» Problem to solve
Please present the listing as a numbered list, starting at the line that contains "Decompose this screenshot" and ending at the line that contains "- callout: center: rearıss", with both of those lines included and no other lines. Drop the blank lines and leave the pictures out.

----- Information given -----

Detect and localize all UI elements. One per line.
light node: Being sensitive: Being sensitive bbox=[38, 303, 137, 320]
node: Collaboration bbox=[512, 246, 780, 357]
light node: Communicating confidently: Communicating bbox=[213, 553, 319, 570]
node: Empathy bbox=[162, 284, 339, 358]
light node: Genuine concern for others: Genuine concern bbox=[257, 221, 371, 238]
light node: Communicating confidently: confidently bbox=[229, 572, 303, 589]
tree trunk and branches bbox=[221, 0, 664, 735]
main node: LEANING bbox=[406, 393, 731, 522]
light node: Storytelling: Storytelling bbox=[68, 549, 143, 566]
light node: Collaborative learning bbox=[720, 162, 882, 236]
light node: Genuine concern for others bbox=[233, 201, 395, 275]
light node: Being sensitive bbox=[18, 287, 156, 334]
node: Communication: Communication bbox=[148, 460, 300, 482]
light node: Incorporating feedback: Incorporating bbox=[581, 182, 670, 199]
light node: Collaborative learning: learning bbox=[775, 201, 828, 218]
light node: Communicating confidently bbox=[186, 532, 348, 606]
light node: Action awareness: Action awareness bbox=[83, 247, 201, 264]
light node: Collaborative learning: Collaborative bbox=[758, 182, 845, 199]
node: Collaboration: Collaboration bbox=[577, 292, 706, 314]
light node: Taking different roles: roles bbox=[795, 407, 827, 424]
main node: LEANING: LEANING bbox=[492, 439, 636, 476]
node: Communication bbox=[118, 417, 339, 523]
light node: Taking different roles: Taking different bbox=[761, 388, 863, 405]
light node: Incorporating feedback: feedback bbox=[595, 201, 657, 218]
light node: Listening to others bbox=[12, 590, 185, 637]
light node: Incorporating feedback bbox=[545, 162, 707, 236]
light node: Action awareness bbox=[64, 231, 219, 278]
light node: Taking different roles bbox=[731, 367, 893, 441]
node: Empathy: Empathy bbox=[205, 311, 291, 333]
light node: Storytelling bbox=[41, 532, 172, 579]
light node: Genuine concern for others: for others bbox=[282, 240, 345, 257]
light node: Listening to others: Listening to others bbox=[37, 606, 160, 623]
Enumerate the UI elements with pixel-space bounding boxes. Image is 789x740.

-----
----- Information given -----

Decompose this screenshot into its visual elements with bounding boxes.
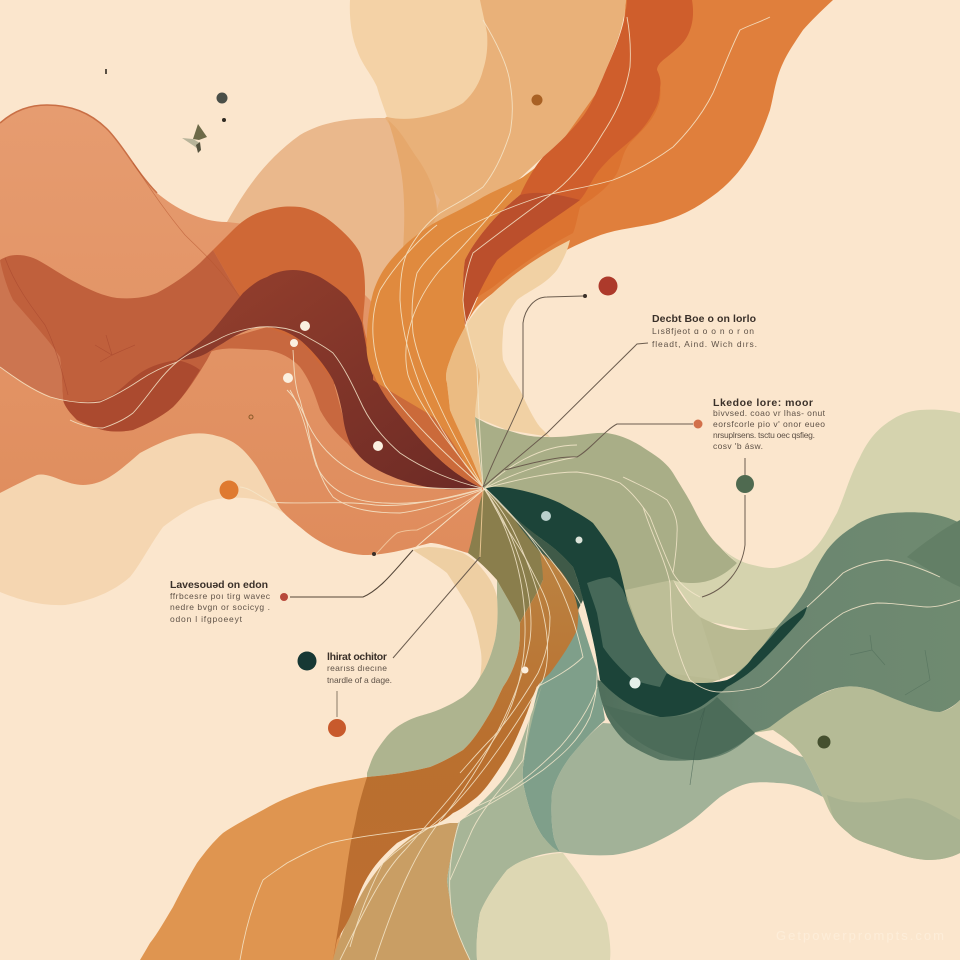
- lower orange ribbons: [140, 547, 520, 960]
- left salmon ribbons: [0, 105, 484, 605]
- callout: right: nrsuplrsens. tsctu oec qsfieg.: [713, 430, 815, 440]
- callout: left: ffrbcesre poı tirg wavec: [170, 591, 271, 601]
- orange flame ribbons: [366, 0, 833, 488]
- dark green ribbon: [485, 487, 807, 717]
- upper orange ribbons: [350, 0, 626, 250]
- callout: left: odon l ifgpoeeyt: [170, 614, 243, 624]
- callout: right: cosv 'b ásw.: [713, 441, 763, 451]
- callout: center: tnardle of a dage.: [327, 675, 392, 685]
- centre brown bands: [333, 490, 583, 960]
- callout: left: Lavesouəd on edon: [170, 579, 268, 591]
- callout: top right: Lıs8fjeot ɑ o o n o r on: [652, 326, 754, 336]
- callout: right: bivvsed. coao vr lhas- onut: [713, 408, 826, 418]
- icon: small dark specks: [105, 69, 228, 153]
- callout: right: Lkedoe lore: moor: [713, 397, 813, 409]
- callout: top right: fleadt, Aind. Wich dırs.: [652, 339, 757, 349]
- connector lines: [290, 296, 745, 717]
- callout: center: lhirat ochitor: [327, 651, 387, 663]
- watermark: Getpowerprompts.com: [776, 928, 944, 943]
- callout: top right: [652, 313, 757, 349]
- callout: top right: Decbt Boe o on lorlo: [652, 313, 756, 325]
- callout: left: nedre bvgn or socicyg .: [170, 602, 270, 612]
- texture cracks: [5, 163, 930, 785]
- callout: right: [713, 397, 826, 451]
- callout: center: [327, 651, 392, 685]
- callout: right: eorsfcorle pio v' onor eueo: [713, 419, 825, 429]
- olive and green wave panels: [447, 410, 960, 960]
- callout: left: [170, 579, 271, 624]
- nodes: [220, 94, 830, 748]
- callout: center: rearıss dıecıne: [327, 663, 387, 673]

-----
----- Information given -----

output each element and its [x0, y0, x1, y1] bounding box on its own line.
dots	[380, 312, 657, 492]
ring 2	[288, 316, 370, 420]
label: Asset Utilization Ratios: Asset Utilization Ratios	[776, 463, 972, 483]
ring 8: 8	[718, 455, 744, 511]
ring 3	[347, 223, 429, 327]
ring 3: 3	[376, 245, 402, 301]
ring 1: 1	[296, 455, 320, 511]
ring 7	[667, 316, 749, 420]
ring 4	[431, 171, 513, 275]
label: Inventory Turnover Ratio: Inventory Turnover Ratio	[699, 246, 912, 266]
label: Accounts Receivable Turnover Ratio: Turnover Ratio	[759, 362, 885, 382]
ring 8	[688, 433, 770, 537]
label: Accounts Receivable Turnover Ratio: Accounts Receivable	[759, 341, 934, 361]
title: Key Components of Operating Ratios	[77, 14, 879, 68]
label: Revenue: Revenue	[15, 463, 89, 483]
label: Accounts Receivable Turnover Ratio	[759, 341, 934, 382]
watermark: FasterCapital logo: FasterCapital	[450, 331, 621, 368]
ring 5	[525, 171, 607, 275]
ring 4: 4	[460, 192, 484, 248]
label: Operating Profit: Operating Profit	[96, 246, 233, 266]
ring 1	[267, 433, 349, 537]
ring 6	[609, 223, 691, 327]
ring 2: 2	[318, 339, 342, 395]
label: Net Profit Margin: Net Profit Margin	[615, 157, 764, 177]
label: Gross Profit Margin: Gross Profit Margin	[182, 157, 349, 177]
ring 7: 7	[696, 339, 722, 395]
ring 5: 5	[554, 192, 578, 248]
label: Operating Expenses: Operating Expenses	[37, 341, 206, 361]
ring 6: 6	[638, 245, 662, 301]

-----

» Exercise response
1. Decompose this screenshot into its visual elements with bounding boxes.
2. - lower orange ribbons: [140, 547, 520, 960]
3. - left salmon ribbons: [0, 105, 484, 605]
4. - callout: right: nrsuplrsens. tsctu oec qsfieg.: [713, 430, 815, 440]
5. - callout: left: ffrbcesre poı tirg wavec: [170, 591, 271, 601]
6. - orange flame ribbons: [366, 0, 833, 488]
7. - dark green ribbon: [485, 487, 807, 717]
8. - upper orange ribbons: [350, 0, 626, 250]
9. - callout: left: odon l ifgpoeeyt: [170, 614, 243, 624]
10. - callout: right: cosv 'b ásw.: [713, 441, 763, 451]
11. - callout: center: tnardle of a dage.: [327, 675, 392, 685]
12. - centre brown bands: [333, 490, 583, 960]
13. - callout: left: Lavesouəd on edon: [170, 579, 268, 591]
14. - callout: top right: Lıs8fjeot ɑ o o n o r on: [652, 326, 754, 336]
15. - callout: right: bivvsed. coao vr lhas- onut: [713, 408, 826, 418]
16. - icon: small dark specks: [105, 69, 228, 153]
17. - callout: right: Lkedoe lore: moor: [713, 397, 813, 409]
18. - callout: top right: fleadt, Aind. Wich dırs.: [652, 339, 757, 349]
19. - connector lines: [290, 296, 745, 717]
20. - callout: center: lhirat ochitor: [327, 651, 387, 663]
21. - watermark: Getpowerprompts.com: [776, 928, 944, 943]
22. - callout: top right: [652, 313, 757, 349]
23. - callout: top right: Decbt Boe o on lorlo: [652, 313, 756, 325]
24. - callout: left: nedre bvgn or socicyg .: [170, 602, 270, 612]
25. - texture cracks: [5, 163, 930, 785]
26. - callout: right: [713, 397, 826, 451]
27. - callout: center: [327, 651, 392, 685]
28. - callout: right: eorsfcorle pio v' onor eueo: [713, 419, 825, 429]
29. - olive and green wave panels: [447, 410, 960, 960]
30. - callout: left: [170, 579, 271, 624]
31. - nodes: [220, 94, 830, 748]
32. - callout: center: rearıss dıecıne: [327, 663, 387, 673]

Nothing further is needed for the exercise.